* Begin Given entries *

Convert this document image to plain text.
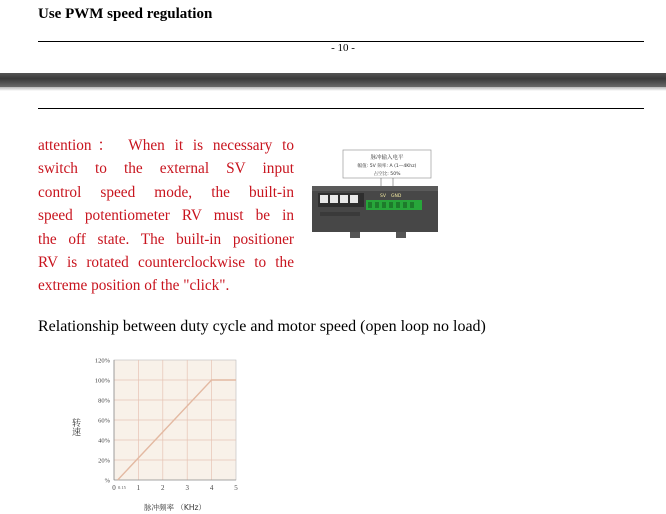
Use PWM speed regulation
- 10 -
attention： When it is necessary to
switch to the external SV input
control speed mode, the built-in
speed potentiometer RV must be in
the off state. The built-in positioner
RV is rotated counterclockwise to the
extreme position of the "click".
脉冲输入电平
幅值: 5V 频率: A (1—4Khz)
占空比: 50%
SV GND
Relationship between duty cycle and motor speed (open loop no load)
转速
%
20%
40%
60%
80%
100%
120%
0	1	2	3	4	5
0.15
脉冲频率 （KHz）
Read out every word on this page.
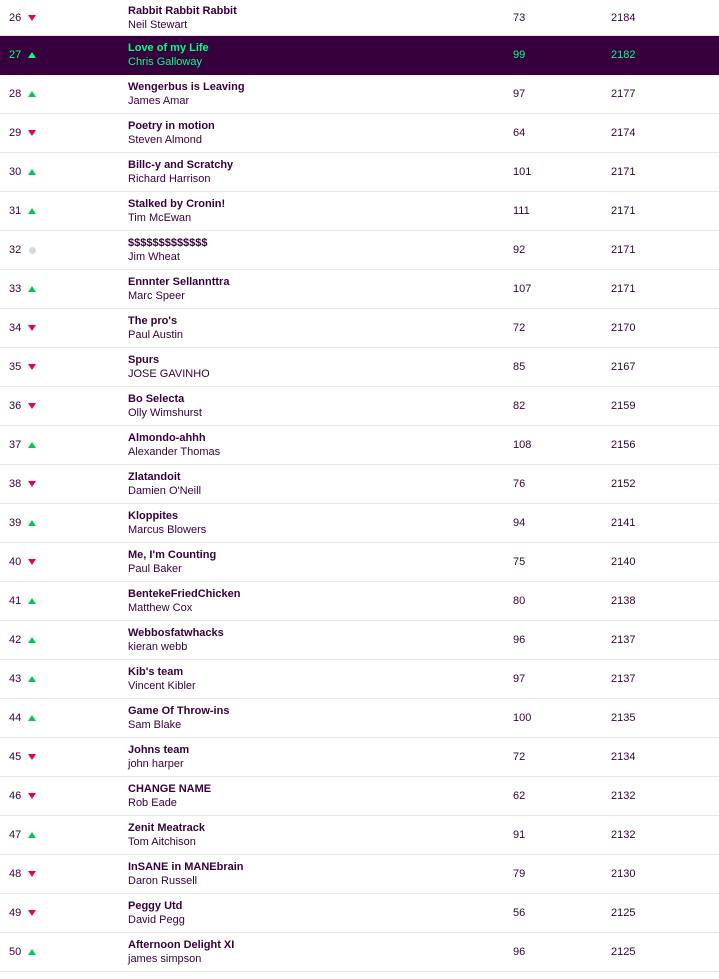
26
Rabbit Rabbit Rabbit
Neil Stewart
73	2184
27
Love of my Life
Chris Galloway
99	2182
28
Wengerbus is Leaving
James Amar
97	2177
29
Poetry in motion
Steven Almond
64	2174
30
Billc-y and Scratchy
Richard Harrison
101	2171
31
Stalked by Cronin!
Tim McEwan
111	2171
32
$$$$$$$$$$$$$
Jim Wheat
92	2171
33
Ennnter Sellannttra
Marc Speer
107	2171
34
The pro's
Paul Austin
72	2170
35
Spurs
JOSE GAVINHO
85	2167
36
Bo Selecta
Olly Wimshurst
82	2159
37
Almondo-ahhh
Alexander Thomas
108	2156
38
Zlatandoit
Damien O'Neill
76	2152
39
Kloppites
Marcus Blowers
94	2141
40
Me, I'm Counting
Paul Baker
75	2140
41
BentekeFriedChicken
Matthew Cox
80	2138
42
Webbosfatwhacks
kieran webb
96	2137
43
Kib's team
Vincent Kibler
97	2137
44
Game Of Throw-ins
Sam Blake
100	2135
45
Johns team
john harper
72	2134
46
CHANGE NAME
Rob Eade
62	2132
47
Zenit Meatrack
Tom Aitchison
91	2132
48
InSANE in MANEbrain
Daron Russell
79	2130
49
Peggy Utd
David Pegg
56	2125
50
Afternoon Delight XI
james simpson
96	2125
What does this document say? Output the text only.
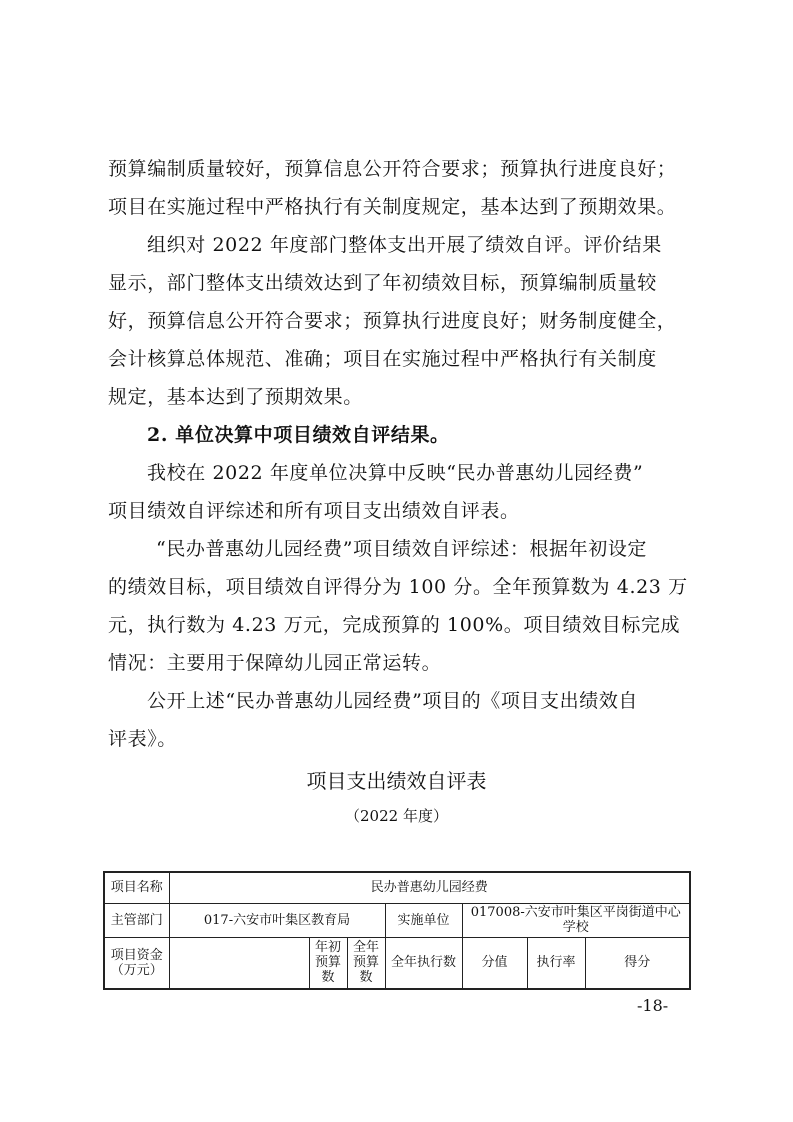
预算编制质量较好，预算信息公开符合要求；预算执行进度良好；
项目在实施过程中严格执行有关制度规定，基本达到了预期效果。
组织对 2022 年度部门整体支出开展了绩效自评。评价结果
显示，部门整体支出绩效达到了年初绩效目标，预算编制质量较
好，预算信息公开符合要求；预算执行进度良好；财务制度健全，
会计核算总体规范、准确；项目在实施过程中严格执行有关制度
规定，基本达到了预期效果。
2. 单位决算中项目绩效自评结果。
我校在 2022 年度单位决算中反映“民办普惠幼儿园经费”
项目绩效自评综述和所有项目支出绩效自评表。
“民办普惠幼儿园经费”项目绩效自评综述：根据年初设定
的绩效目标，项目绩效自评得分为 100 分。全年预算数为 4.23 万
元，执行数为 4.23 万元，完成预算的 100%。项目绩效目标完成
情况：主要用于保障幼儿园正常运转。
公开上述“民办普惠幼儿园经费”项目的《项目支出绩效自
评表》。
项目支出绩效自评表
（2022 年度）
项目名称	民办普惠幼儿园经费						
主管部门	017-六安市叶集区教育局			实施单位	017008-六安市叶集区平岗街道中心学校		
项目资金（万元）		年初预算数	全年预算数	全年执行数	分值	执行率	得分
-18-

* End Given entries *

Task instructions
Write the records out again in full, exactly, and skip every picture.

Complete answer
Convert this document image to plain text.
Use PWM speed regulation
- 10 -
attention： When it is necessary to
switch to the external SV input
control speed mode, the built-in
speed potentiometer RV must be in
the off state. The built-in positioner
RV is rotated counterclockwise to the
extreme position of the "click".
脉冲输入电平
幅值: 5V 频率: A (1—4Khz)
占空比: 50%
SV GND
Relationship between duty cycle and motor speed (open loop no load)
转速
%
20%
40%
60%
80%
100%
120%
0	1	2	3	4	5
0.15
脉冲频率 （KHz）
Read out every word on this page.
26
Rabbit Rabbit Rabbit
Neil Stewart
73	2184
27
Love of my Life
Chris Galloway
99	2182
28
Wengerbus is Leaving
James Amar
97	2177
29
Poetry in motion
Steven Almond
64	2174
30
Billc-y and Scratchy
Richard Harrison
101	2171
31
Stalked by Cronin!
Tim McEwan
111	2171
32
$$$$$$$$$$$$$
Jim Wheat
92	2171
33
Ennnter Sellannttra
Marc Speer
107	2171
34
The pro's
Paul Austin
72	2170
35
Spurs
JOSE GAVINHO
85	2167
36
Bo Selecta
Olly Wimshurst
82	2159
37
Almondo-ahhh
Alexander Thomas
108	2156
38
Zlatandoit
Damien O'Neill
76	2152
39
Kloppites
Marcus Blowers
94	2141
40
Me, I'm Counting
Paul Baker
75	2140
41
BentekeFriedChicken
Matthew Cox
80	2138
42
Webbosfatwhacks
kieran webb
96	2137
43
Kib's team
Vincent Kibler
97	2137
44
Game Of Throw-ins
Sam Blake
100	2135
45
Johns team
john harper
72	2134
46
CHANGE NAME
Rob Eade
62	2132
47
Zenit Meatrack
Tom Aitchison
91	2132
48
InSANE in MANEbrain
Daron Russell
79	2130
49
Peggy Utd
David Pegg
56	2125
50
Afternoon Delight XI
james simpson
96	2125
What does this document say? Output the text only.
预算编制质量较好，预算信息公开符合要求；预算执行进度良好；
项目在实施过程中严格执行有关制度规定，基本达到了预期效果。
组织对 2022 年度部门整体支出开展了绩效自评。评价结果
显示，部门整体支出绩效达到了年初绩效目标，预算编制质量较
好，预算信息公开符合要求；预算执行进度良好；财务制度健全，
会计核算总体规范、准确；项目在实施过程中严格执行有关制度
规定，基本达到了预期效果。
2. 单位决算中项目绩效自评结果。
我校在 2022 年度单位决算中反映“民办普惠幼儿园经费”
项目绩效自评综述和所有项目支出绩效自评表。
“民办普惠幼儿园经费”项目绩效自评综述：根据年初设定
的绩效目标，项目绩效自评得分为 100 分。全年预算数为 4.23 万
元，执行数为 4.23 万元，完成预算的 100%。项目绩效目标完成
情况：主要用于保障幼儿园正常运转。
公开上述“民办普惠幼儿园经费”项目的《项目支出绩效自
评表》。
项目支出绩效自评表
（2022 年度）
项目名称	民办普惠幼儿园经费						
主管部门	017-六安市叶集区教育局			实施单位	017008-六安市叶集区平岗街道中心学校		
项目资金（万元）		年初预算数	全年预算数	全年执行数	分值	执行率	得分
-18-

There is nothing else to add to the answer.